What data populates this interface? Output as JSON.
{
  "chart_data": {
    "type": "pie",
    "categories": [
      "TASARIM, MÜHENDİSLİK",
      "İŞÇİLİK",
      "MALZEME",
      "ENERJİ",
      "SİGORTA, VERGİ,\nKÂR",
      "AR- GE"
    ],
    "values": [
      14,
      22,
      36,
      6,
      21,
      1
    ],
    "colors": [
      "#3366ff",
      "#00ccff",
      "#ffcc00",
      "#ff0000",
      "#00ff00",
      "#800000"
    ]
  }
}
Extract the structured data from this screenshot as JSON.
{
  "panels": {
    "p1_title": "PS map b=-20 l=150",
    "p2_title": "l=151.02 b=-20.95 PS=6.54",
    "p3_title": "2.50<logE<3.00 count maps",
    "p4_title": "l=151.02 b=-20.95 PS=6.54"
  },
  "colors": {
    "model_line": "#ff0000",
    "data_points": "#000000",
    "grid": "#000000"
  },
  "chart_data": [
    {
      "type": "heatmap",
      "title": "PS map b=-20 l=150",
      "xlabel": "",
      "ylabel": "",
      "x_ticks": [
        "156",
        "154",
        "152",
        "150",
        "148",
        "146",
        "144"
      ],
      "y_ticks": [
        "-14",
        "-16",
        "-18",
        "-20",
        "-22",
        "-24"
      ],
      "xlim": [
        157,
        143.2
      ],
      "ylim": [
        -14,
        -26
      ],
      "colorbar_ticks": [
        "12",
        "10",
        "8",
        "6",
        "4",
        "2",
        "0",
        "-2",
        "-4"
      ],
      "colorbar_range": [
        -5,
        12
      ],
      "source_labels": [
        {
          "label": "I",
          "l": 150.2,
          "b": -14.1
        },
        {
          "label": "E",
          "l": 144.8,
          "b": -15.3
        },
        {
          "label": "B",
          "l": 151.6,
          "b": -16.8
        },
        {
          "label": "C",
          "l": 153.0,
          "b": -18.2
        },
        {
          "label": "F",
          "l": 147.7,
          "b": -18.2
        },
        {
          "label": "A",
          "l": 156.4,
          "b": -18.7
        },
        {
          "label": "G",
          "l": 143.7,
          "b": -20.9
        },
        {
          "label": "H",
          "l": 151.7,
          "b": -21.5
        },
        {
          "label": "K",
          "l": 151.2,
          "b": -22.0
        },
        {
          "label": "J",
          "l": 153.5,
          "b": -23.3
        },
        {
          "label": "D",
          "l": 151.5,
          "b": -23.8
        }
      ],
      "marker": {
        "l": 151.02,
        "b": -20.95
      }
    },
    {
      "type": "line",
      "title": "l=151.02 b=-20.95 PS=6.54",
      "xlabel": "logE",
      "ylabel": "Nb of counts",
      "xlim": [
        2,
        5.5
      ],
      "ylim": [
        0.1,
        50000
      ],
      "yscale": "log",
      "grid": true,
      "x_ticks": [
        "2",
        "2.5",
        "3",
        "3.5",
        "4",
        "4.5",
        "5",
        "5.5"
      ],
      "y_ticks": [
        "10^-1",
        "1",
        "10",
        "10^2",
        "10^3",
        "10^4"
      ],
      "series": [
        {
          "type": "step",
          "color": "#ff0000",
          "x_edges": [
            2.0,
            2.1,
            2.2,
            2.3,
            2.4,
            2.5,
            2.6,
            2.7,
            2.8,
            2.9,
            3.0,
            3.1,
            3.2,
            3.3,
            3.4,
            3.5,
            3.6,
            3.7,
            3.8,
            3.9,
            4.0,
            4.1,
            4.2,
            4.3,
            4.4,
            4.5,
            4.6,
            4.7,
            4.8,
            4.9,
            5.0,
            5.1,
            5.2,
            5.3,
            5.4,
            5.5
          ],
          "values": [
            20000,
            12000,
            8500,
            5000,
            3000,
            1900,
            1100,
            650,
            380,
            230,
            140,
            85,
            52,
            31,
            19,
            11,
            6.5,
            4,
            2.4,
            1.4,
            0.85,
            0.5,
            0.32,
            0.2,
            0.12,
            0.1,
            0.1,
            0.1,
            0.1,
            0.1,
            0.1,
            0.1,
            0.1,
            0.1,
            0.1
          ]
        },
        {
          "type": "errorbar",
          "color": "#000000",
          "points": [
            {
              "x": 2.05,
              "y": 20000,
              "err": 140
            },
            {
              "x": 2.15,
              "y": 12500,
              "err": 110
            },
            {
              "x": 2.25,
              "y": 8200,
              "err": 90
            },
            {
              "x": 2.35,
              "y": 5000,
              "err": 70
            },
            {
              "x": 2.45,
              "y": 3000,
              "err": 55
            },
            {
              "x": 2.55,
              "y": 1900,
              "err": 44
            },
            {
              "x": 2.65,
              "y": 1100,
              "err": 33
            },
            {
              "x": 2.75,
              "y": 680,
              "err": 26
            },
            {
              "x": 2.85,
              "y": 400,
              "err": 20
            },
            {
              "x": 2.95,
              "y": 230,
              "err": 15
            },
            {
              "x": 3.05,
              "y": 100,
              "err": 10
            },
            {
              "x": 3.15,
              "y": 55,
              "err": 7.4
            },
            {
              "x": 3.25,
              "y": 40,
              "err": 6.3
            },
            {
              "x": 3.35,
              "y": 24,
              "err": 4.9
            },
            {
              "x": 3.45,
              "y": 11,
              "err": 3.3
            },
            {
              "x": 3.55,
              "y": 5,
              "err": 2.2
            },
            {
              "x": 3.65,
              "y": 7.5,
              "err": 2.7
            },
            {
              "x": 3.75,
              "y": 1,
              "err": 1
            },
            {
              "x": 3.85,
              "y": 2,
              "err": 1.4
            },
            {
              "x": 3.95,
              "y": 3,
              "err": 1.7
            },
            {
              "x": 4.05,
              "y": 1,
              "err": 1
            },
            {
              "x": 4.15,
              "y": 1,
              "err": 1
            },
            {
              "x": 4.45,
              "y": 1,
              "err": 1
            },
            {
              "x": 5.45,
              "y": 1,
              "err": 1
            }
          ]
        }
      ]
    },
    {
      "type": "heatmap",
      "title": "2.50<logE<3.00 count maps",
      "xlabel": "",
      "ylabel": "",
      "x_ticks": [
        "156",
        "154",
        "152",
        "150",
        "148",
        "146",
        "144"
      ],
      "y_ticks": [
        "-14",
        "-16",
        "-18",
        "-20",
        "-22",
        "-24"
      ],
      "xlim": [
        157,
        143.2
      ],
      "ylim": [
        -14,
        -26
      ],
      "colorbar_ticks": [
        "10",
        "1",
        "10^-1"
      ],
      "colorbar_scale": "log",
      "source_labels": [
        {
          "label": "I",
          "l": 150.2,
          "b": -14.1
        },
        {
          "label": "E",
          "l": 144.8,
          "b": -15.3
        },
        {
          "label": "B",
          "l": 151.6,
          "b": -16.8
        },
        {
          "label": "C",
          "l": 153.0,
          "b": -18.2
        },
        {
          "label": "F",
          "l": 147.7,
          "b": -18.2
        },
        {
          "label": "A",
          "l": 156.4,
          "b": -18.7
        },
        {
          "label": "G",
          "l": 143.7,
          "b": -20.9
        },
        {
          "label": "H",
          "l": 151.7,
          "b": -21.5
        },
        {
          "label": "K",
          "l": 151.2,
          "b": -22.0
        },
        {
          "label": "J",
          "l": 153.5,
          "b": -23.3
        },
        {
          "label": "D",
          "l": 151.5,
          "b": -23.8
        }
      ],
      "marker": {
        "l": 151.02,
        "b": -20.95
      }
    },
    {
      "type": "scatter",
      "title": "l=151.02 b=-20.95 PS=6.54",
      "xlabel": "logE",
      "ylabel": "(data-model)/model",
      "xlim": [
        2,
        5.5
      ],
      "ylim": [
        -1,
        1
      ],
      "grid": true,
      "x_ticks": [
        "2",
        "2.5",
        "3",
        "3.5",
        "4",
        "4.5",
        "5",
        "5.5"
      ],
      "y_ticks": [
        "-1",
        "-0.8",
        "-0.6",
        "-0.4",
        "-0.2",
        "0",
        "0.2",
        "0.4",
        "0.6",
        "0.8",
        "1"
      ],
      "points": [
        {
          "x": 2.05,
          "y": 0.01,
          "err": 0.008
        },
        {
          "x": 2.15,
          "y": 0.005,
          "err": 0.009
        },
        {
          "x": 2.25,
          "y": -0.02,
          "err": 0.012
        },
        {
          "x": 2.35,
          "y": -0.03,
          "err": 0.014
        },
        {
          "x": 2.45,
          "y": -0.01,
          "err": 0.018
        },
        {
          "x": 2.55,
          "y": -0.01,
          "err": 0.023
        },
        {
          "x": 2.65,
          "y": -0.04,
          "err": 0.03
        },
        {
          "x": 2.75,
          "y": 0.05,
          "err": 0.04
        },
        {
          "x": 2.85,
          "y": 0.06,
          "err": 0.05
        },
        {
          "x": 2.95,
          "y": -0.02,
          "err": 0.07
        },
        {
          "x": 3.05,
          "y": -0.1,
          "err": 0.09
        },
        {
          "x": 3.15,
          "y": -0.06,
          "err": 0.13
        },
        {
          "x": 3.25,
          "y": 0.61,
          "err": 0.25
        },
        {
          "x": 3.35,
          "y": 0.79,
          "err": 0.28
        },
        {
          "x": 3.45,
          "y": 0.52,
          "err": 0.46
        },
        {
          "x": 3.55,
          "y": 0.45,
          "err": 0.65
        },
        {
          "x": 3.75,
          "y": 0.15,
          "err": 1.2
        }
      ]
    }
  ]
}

== Task brief ==
Pull out each line of the entries that contains "ylabel".

== Finished task ==
      "ylabel": "",
      "ylabel": "Nb of counts",
      "ylabel": "",
      "ylabel": "(data-model)/model",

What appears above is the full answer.